> [PROBLEM REQUIREMENTS] Look for the string "image" in the lines and copy each line that has it.

> [TASK DATA]
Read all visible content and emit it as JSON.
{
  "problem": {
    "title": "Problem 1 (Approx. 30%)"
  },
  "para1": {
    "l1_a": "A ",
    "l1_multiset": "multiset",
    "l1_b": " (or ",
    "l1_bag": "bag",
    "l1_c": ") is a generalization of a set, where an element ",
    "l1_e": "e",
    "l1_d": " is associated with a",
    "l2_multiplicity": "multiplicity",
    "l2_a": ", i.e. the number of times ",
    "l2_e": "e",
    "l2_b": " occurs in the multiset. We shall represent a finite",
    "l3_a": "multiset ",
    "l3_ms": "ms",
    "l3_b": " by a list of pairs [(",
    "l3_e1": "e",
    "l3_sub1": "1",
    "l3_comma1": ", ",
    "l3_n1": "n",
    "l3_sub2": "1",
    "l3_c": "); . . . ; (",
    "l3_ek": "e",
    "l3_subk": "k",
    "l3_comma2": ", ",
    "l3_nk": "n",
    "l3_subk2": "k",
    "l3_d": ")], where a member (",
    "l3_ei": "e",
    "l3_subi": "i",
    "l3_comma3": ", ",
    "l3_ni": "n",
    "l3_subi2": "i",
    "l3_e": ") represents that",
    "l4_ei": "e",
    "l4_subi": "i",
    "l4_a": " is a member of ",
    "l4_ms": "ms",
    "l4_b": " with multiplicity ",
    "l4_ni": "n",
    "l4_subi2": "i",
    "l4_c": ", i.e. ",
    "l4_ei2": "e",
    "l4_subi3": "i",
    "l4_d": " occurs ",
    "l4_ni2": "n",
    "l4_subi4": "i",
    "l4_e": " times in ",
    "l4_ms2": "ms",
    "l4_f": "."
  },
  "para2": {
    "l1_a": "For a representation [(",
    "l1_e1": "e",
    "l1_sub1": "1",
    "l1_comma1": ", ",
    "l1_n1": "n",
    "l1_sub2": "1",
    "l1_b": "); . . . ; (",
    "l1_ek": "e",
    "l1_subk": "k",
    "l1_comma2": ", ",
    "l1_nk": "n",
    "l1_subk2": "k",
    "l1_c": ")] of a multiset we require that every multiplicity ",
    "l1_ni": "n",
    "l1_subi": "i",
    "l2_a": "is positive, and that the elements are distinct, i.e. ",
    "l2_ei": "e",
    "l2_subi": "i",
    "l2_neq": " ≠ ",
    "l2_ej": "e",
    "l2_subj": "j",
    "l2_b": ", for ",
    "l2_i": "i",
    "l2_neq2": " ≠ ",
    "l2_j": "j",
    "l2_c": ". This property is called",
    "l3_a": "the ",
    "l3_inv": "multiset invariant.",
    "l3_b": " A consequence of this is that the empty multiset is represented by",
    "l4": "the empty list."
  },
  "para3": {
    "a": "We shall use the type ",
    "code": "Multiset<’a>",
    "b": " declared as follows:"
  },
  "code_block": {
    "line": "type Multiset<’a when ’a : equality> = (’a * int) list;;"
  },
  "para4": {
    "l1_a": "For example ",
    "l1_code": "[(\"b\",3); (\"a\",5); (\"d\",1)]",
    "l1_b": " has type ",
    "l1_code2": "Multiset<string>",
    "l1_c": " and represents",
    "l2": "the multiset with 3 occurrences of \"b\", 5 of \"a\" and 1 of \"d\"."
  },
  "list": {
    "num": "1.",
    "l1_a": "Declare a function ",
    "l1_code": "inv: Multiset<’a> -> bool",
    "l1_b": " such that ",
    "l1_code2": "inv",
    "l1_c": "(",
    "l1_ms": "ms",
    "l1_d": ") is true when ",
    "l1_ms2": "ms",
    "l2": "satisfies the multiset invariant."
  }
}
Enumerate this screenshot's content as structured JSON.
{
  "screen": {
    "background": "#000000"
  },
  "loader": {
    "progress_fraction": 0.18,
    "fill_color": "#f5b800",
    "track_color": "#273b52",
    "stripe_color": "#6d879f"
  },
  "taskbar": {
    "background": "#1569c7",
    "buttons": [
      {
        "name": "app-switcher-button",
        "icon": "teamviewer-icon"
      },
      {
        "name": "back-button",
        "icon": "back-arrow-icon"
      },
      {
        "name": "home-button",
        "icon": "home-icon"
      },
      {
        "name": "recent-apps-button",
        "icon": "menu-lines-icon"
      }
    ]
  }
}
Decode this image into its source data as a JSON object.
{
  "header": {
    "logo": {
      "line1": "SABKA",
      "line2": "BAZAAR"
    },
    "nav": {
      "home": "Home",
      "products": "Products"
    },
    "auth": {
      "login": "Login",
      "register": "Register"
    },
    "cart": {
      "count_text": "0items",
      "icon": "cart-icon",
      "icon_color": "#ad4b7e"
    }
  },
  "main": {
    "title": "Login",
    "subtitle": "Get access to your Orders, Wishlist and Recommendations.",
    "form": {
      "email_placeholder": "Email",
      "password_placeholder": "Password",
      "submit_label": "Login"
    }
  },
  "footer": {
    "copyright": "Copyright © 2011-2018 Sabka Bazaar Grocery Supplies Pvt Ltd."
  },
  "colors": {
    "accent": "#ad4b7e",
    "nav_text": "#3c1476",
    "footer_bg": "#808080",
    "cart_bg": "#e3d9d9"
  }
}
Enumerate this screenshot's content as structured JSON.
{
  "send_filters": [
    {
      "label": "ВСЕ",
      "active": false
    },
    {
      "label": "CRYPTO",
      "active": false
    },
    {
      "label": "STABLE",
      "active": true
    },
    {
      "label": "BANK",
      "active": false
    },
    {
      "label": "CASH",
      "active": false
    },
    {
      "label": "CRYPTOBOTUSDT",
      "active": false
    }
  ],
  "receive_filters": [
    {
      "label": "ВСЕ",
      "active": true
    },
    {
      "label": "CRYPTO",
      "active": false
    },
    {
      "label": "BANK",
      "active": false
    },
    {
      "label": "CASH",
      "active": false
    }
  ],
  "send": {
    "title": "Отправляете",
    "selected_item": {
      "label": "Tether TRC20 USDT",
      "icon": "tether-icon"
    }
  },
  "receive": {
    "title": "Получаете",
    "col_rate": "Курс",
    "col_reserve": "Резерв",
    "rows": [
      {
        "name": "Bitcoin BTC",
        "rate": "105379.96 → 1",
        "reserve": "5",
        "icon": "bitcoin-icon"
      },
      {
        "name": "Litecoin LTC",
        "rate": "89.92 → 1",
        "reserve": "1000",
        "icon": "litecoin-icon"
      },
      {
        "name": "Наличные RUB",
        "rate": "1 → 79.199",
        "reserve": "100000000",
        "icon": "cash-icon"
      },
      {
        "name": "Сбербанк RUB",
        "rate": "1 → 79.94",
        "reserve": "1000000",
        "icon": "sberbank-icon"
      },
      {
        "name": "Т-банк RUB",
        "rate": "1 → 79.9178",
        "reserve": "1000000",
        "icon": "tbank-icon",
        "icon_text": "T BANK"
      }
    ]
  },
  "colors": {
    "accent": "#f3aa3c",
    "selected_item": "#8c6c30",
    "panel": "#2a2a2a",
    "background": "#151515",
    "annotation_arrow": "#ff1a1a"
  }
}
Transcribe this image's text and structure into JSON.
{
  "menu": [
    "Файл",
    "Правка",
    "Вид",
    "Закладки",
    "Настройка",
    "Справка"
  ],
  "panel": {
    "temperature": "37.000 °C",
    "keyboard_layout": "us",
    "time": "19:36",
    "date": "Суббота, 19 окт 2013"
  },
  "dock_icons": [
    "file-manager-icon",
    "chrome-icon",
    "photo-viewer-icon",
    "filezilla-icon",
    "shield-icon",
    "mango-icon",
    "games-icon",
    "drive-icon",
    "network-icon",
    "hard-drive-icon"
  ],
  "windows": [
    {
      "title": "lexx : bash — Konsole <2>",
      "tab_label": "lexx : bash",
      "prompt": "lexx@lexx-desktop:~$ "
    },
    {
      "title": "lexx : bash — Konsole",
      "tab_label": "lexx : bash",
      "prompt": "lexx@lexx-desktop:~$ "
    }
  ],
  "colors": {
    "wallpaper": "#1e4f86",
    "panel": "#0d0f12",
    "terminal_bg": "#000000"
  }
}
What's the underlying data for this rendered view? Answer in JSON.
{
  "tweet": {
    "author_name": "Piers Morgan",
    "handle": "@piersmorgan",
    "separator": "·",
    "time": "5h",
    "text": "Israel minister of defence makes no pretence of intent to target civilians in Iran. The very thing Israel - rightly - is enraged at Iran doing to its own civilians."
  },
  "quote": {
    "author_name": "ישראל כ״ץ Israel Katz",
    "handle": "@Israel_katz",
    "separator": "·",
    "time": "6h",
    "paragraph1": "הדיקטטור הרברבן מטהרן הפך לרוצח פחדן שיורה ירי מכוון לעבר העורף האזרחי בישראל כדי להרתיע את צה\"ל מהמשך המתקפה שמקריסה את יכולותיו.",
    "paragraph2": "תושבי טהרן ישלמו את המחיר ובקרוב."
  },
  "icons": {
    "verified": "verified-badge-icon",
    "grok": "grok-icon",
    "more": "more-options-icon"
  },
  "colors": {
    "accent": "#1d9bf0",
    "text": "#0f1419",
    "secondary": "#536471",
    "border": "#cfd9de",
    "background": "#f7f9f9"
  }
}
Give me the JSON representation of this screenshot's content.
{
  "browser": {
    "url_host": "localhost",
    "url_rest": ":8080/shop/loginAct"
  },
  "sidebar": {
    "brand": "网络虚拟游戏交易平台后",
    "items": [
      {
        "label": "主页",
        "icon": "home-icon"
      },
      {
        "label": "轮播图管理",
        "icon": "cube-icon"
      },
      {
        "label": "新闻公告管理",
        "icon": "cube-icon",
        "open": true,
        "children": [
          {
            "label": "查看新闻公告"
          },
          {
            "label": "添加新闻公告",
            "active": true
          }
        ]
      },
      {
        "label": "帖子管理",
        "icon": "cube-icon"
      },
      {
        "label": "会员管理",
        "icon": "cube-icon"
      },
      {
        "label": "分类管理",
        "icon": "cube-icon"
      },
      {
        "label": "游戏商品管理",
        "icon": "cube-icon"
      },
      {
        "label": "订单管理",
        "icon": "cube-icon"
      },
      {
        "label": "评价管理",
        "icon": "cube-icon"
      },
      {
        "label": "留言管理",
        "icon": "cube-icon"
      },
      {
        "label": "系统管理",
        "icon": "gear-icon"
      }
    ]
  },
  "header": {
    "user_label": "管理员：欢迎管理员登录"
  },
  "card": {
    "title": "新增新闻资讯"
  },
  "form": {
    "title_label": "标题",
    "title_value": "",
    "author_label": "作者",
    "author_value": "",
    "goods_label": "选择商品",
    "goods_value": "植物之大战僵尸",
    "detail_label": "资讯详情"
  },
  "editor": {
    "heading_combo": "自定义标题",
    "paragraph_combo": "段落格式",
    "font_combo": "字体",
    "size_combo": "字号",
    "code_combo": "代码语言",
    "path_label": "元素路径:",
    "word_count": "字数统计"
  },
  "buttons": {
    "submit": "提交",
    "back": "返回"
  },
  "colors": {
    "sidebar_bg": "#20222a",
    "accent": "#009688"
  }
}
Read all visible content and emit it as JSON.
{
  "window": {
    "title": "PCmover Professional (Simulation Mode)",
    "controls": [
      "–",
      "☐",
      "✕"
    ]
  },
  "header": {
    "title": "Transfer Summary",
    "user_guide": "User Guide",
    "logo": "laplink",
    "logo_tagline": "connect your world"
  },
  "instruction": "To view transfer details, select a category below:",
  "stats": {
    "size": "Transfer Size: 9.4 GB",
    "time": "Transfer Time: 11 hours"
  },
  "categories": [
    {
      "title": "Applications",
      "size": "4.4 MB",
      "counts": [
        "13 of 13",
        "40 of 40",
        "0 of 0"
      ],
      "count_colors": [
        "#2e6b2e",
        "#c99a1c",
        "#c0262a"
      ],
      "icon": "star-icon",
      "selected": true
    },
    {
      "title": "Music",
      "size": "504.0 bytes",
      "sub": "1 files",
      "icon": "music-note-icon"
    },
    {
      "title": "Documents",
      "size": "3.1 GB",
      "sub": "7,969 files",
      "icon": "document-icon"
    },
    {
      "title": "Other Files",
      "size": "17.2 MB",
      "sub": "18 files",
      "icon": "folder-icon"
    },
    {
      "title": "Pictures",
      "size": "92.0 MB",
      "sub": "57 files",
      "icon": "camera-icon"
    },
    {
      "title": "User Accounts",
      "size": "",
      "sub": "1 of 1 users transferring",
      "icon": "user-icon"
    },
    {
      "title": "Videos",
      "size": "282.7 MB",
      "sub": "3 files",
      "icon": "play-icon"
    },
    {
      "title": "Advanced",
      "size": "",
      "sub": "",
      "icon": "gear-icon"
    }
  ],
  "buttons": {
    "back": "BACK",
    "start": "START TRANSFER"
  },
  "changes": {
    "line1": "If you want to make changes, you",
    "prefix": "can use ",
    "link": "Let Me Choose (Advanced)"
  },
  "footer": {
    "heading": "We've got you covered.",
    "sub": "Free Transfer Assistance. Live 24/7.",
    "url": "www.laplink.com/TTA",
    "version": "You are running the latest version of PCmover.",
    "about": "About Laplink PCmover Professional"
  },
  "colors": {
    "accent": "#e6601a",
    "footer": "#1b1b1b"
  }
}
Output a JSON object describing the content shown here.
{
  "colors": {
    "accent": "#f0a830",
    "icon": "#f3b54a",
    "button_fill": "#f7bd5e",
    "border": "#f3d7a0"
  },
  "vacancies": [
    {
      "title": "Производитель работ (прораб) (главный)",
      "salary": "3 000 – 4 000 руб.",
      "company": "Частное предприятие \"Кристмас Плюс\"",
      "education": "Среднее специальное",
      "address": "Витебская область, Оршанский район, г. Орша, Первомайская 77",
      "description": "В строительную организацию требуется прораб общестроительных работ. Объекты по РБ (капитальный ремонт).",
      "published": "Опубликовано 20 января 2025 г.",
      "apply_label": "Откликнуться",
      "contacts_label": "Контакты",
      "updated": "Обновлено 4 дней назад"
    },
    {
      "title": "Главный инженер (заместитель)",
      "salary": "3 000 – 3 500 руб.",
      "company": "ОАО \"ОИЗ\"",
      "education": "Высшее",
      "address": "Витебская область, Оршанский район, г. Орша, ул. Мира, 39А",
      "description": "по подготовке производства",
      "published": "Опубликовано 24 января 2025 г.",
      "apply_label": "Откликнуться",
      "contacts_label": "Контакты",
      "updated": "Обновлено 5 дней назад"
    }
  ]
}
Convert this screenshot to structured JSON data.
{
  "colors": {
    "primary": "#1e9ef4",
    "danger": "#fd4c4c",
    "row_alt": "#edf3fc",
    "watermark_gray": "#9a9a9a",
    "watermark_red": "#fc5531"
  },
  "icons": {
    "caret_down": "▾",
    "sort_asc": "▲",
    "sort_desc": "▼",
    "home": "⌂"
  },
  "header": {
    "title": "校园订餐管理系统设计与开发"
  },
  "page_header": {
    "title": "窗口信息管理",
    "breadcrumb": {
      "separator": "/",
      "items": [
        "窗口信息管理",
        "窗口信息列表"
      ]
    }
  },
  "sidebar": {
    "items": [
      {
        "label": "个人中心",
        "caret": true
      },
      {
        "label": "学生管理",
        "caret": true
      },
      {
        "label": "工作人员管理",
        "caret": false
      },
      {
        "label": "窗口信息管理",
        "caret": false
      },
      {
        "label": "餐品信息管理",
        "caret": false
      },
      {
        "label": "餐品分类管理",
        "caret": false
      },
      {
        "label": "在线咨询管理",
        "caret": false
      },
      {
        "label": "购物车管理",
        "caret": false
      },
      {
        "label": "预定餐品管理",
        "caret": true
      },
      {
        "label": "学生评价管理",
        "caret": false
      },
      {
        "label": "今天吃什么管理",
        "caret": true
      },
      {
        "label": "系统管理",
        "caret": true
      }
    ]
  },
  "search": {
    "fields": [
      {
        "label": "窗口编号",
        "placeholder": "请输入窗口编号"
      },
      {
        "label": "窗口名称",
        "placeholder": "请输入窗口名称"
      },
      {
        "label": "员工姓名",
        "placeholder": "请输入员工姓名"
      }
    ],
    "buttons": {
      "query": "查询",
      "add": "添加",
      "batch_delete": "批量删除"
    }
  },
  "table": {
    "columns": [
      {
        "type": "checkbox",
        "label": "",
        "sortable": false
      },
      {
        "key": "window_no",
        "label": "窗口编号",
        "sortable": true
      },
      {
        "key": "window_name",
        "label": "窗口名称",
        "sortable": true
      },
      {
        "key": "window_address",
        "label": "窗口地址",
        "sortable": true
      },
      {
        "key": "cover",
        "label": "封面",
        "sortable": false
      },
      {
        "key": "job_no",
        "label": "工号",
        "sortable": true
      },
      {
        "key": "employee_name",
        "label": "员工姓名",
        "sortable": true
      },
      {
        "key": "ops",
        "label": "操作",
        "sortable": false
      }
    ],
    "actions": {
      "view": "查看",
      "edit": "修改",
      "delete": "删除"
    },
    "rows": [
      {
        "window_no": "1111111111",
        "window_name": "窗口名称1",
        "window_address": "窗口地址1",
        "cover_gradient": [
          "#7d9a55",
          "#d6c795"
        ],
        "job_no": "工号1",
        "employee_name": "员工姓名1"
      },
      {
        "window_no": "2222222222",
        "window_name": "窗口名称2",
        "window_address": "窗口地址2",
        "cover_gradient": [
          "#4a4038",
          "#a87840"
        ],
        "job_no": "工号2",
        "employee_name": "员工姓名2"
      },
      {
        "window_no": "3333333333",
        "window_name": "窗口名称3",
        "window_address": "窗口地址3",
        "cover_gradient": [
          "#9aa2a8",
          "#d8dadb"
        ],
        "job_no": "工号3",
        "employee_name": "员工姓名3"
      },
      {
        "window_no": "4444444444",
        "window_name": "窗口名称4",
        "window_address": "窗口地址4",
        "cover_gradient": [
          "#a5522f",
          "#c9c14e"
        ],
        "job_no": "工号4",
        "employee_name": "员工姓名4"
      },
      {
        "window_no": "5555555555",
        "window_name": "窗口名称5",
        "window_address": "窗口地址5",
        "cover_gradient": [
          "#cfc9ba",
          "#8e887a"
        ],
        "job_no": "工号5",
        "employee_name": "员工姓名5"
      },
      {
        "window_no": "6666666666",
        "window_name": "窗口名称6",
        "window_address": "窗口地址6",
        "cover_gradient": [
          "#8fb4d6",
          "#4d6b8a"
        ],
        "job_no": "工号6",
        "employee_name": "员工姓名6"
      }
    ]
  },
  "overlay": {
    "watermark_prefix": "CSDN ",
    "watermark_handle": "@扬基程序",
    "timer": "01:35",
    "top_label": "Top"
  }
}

> [RESULT OF THE TASK]
Decode this image into its source data as a JSON object.
Transcribe this image's text and structure into JSON.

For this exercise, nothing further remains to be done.